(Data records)
>>

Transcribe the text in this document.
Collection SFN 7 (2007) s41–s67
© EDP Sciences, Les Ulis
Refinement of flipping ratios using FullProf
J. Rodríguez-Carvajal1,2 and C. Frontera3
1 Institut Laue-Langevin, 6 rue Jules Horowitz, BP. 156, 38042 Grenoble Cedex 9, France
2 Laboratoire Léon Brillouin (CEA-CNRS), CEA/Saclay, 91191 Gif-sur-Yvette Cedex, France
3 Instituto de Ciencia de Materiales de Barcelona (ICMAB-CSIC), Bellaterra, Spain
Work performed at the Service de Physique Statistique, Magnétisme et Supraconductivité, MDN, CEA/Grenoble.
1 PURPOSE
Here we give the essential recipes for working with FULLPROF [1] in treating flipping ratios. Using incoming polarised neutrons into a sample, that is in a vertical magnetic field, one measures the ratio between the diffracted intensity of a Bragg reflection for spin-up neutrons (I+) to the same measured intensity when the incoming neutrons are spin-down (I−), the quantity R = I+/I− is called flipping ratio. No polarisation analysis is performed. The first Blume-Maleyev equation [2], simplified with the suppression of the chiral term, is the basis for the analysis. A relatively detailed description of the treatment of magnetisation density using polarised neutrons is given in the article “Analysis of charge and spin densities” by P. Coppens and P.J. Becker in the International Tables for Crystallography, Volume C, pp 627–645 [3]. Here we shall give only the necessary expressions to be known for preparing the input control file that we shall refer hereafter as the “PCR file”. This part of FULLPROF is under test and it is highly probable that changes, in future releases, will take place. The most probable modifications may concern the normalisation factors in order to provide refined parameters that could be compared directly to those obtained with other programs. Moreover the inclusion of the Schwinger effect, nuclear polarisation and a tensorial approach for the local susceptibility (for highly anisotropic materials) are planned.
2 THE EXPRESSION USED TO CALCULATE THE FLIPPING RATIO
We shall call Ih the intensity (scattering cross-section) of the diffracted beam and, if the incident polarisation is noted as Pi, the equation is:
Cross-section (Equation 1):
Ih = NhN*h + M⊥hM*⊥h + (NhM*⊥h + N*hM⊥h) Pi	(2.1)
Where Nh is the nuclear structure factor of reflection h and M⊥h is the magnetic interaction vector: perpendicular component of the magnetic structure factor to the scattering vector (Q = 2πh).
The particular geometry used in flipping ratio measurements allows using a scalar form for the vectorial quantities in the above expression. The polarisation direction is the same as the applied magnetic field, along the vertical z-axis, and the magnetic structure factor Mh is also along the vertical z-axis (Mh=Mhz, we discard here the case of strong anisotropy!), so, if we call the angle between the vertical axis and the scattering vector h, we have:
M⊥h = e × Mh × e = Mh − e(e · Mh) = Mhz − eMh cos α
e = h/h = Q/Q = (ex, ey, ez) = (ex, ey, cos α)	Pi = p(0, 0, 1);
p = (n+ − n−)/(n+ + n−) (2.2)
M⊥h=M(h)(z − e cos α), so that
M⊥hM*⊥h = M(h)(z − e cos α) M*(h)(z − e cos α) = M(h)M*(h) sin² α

<<

(TASK GOAL):
Repeat the entries shown above, every one, word for word.

(THE RESPONSE):
Transcribe the text in this document.
Collection SFN 7 (2007) s41–s67
© EDP Sciences, Les Ulis
Refinement of flipping ratios using FullProf
J. Rodríguez-Carvajal1,2 and C. Frontera3
1 Institut Laue-Langevin, 6 rue Jules Horowitz, BP. 156, 38042 Grenoble Cedex 9, France
2 Laboratoire Léon Brillouin (CEA-CNRS), CEA/Saclay, 91191 Gif-sur-Yvette Cedex, France
3 Instituto de Ciencia de Materiales de Barcelona (ICMAB-CSIC), Bellaterra, Spain
Work performed at the Service de Physique Statistique, Magnétisme et Supraconductivité, MDN, CEA/Grenoble.
1 PURPOSE
Here we give the essential recipes for working with FULLPROF [1] in treating flipping ratios. Using incoming polarised neutrons into a sample, that is in a vertical magnetic field, one measures the ratio between the diffracted intensity of a Bragg reflection for spin-up neutrons (I+) to the same measured intensity when the incoming neutrons are spin-down (I−), the quantity R = I+/I− is called flipping ratio. No polarisation analysis is performed. The first Blume-Maleyev equation [2], simplified with the suppression of the chiral term, is the basis for the analysis. A relatively detailed description of the treatment of magnetisation density using polarised neutrons is given in the article “Analysis of charge and spin densities” by P. Coppens and P.J. Becker in the International Tables for Crystallography, Volume C, pp 627–645 [3]. Here we shall give only the necessary expressions to be known for preparing the input control file that we shall refer hereafter as the “PCR file”. This part of FULLPROF is under test and it is highly probable that changes, in future releases, will take place. The most probable modifications may concern the normalisation factors in order to provide refined parameters that could be compared directly to those obtained with other programs. Moreover the inclusion of the Schwinger effect, nuclear polarisation and a tensorial approach for the local susceptibility (for highly anisotropic materials) are planned.
2 THE EXPRESSION USED TO CALCULATE THE FLIPPING RATIO
We shall call Ih the intensity (scattering cross-section) of the diffracted beam and, if the incident polarisation is noted as Pi, the equation is:
Cross-section (Equation 1):
Ih = NhN*h + M⊥hM*⊥h + (NhM*⊥h + N*hM⊥h) Pi	(2.1)
Where Nh is the nuclear structure factor of reflection h and M⊥h is the magnetic interaction vector: perpendicular component of the magnetic structure factor to the scattering vector (Q = 2πh).
The particular geometry used in flipping ratio measurements allows using a scalar form for the vectorial quantities in the above expression. The polarisation direction is the same as the applied magnetic field, along the vertical z-axis, and the magnetic structure factor Mh is also along the vertical z-axis (Mh=Mhz, we discard here the case of strong anisotropy!), so, if we call the angle between the vertical axis and the scattering vector h, we have:
M⊥h = e × Mh × e = Mh − e(e · Mh) = Mhz − eMh cos α
e = h/h = Q/Q = (ex, ey, ez) = (ex, ey, cos α)	Pi = p(0, 0, 1);
p = (n+ − n−)/(n+ + n−) (2.2)
M⊥h=M(h)(z − e cos α), so that
M⊥hM*⊥h = M(h)(z − e cos α) M*(h)(z − e cos α) = M(h)M*(h) sin² α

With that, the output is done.